> What the task requires
Only the number is wanted: how many lines of these entries contain the word "name"?

> Excerpted data
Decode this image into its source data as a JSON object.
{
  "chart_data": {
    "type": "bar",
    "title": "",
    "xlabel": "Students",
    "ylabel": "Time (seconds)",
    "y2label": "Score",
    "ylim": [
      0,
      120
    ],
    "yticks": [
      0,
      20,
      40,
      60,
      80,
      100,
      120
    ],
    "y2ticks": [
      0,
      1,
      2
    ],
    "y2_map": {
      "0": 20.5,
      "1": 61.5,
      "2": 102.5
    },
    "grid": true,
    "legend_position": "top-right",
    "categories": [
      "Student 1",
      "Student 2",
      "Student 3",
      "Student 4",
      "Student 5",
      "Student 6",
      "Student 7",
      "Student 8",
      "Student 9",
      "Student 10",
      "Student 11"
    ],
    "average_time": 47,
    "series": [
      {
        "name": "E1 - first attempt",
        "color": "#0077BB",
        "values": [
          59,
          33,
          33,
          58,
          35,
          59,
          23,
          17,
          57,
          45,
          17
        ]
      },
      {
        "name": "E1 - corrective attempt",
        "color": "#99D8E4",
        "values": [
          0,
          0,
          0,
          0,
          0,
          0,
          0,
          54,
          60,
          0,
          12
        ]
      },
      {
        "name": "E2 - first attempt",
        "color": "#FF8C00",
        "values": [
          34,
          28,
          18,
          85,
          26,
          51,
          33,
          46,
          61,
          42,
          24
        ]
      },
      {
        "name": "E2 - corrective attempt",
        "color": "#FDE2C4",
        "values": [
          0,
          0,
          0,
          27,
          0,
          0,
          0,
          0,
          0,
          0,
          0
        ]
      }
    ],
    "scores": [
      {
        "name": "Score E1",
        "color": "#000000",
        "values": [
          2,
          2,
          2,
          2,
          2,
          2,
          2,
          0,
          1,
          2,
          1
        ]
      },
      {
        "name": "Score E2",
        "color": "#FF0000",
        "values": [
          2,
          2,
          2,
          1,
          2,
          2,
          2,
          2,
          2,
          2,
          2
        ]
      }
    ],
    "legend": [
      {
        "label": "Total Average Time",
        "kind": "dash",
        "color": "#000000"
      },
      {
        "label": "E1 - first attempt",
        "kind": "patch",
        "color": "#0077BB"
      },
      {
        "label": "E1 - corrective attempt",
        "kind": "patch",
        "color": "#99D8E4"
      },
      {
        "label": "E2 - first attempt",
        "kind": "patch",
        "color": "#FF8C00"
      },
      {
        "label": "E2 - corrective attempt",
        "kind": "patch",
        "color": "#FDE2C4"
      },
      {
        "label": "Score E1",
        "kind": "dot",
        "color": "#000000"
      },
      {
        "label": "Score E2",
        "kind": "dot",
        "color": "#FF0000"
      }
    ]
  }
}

> Worked answer
6